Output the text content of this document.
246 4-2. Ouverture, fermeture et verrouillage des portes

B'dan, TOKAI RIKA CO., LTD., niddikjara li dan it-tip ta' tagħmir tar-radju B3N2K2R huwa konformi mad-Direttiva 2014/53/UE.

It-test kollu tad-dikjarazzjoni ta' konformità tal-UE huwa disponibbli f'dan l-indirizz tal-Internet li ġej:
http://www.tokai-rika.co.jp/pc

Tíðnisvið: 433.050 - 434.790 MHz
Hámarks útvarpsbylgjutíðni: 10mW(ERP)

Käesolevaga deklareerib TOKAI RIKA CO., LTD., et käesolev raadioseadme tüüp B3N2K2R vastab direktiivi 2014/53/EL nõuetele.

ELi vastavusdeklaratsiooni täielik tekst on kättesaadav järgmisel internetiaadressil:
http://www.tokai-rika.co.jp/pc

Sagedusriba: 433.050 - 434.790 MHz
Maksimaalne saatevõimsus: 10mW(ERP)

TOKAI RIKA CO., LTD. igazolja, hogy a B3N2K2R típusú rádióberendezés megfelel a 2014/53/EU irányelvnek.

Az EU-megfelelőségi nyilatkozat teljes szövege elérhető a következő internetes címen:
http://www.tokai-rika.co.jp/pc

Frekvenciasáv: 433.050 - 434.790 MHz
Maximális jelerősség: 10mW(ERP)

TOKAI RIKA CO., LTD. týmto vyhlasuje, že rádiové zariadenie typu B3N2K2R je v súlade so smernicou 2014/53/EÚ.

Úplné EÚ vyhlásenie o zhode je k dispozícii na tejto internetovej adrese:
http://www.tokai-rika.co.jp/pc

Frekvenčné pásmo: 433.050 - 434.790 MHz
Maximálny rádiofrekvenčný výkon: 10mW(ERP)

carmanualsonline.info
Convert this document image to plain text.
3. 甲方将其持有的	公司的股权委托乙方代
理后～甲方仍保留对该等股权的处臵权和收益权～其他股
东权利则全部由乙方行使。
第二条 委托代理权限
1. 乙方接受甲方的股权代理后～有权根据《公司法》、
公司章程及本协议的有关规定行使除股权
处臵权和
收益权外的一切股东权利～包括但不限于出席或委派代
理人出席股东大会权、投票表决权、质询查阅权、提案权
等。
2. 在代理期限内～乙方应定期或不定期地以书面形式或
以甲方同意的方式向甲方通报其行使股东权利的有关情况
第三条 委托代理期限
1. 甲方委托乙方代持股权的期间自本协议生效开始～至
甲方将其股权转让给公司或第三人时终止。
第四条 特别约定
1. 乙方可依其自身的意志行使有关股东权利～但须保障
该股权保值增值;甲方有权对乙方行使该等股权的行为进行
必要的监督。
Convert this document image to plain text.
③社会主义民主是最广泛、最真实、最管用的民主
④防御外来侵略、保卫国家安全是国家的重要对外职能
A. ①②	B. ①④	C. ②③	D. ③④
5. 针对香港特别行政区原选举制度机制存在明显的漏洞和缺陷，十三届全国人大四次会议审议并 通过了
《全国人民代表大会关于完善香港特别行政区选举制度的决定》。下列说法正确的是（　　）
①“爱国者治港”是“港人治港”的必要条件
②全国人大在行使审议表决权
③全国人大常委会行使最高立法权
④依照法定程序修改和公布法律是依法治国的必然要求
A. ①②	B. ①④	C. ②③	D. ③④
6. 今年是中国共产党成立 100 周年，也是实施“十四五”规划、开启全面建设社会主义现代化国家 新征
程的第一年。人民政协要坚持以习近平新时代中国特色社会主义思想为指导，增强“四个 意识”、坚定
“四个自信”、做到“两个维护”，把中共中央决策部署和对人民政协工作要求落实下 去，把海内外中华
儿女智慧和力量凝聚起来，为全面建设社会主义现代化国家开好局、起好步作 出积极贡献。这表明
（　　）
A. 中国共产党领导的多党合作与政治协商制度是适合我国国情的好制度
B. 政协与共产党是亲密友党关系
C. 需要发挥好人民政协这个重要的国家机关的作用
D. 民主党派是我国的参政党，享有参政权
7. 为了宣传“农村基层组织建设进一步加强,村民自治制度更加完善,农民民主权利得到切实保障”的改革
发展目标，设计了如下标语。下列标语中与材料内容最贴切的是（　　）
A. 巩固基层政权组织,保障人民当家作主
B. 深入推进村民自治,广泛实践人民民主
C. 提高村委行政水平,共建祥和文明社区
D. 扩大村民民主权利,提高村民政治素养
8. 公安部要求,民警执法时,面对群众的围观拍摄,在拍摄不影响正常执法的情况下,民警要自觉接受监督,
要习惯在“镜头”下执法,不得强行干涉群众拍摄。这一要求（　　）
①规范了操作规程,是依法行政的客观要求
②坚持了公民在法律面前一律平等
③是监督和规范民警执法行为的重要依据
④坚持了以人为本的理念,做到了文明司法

■ Task goal ■
Your task is to repeat every entry exactly.

■ Exercise output ■
Output the text content of this document.
246 4-2. Ouverture, fermeture et verrouillage des portes

B'dan, TOKAI RIKA CO., LTD., niddikjara li dan it-tip ta' tagħmir tar-radju B3N2K2R huwa konformi mad-Direttiva 2014/53/UE.

It-test kollu tad-dikjarazzjoni ta' konformità tal-UE huwa disponibbli f'dan l-indirizz tal-Internet li ġej:
http://www.tokai-rika.co.jp/pc

Tíðnisvið: 433.050 - 434.790 MHz
Hámarks útvarpsbylgjutíðni: 10mW(ERP)

Käesolevaga deklareerib TOKAI RIKA CO., LTD., et käesolev raadioseadme tüüp B3N2K2R vastab direktiivi 2014/53/EL nõuetele.

ELi vastavusdeklaratsiooni täielik tekst on kättesaadav järgmisel internetiaadressil:
http://www.tokai-rika.co.jp/pc

Sagedusriba: 433.050 - 434.790 MHz
Maksimaalne saatevõimsus: 10mW(ERP)

TOKAI RIKA CO., LTD. igazolja, hogy a B3N2K2R típusú rádióberendezés megfelel a 2014/53/EU irányelvnek.

Az EU-megfelelőségi nyilatkozat teljes szövege elérhető a következő internetes címen:
http://www.tokai-rika.co.jp/pc

Frekvenciasáv: 433.050 - 434.790 MHz
Maximális jelerősség: 10mW(ERP)

TOKAI RIKA CO., LTD. týmto vyhlasuje, že rádiové zariadenie typu B3N2K2R je v súlade so smernicou 2014/53/EÚ.

Úplné EÚ vyhlásenie o zhode je k dispozícii na tejto internetovej adrese:
http://www.tokai-rika.co.jp/pc

Frekvenčné pásmo: 433.050 - 434.790 MHz
Maximálny rádiofrekvenčný výkon: 10mW(ERP)

carmanualsonline.info
Convert this document image to plain text.
3. 甲方将其持有的	公司的股权委托乙方代
理后～甲方仍保留对该等股权的处臵权和收益权～其他股
东权利则全部由乙方行使。
第二条 委托代理权限
1. 乙方接受甲方的股权代理后～有权根据《公司法》、
公司章程及本协议的有关规定行使除股权
处臵权和
收益权外的一切股东权利～包括但不限于出席或委派代
理人出席股东大会权、投票表决权、质询查阅权、提案权
等。
2. 在代理期限内～乙方应定期或不定期地以书面形式或
以甲方同意的方式向甲方通报其行使股东权利的有关情况
第三条 委托代理期限
1. 甲方委托乙方代持股权的期间自本协议生效开始～至
甲方将其股权转让给公司或第三人时终止。
第四条 特别约定
1. 乙方可依其自身的意志行使有关股东权利～但须保障
该股权保值增值;甲方有权对乙方行使该等股权的行为进行
必要的监督。
Convert this document image to plain text.
③社会主义民主是最广泛、最真实、最管用的民主
④防御外来侵略、保卫国家安全是国家的重要对外职能
A. ①②	B. ①④	C. ②③	D. ③④
5. 针对香港特别行政区原选举制度机制存在明显的漏洞和缺陷，十三届全国人大四次会议审议并 通过了
《全国人民代表大会关于完善香港特别行政区选举制度的决定》。下列说法正确的是（　　）
①“爱国者治港”是“港人治港”的必要条件
②全国人大在行使审议表决权
③全国人大常委会行使最高立法权
④依照法定程序修改和公布法律是依法治国的必然要求
A. ①②	B. ①④	C. ②③	D. ③④
6. 今年是中国共产党成立 100 周年，也是实施“十四五”规划、开启全面建设社会主义现代化国家 新征
程的第一年。人民政协要坚持以习近平新时代中国特色社会主义思想为指导，增强“四个 意识”、坚定
“四个自信”、做到“两个维护”，把中共中央决策部署和对人民政协工作要求落实下 去，把海内外中华
儿女智慧和力量凝聚起来，为全面建设社会主义现代化国家开好局、起好步作 出积极贡献。这表明
（　　）
A. 中国共产党领导的多党合作与政治协商制度是适合我国国情的好制度
B. 政协与共产党是亲密友党关系
C. 需要发挥好人民政协这个重要的国家机关的作用
D. 民主党派是我国的参政党，享有参政权
7. 为了宣传“农村基层组织建设进一步加强,村民自治制度更加完善,农民民主权利得到切实保障”的改革
发展目标，设计了如下标语。下列标语中与材料内容最贴切的是（　　）
A. 巩固基层政权组织,保障人民当家作主
B. 深入推进村民自治,广泛实践人民民主
C. 提高村委行政水平,共建祥和文明社区
D. 扩大村民民主权利,提高村民政治素养
8. 公安部要求,民警执法时,面对群众的围观拍摄,在拍摄不影响正常执法的情况下,民警要自觉接受监督,
要习惯在“镜头”下执法,不得强行干涉群众拍摄。这一要求（　　）
①规范了操作规程,是依法行政的客观要求
②坚持了公民在法律面前一律平等
③是监督和规范民警执法行为的重要依据
④坚持了以人为本的理念,做到了文明司法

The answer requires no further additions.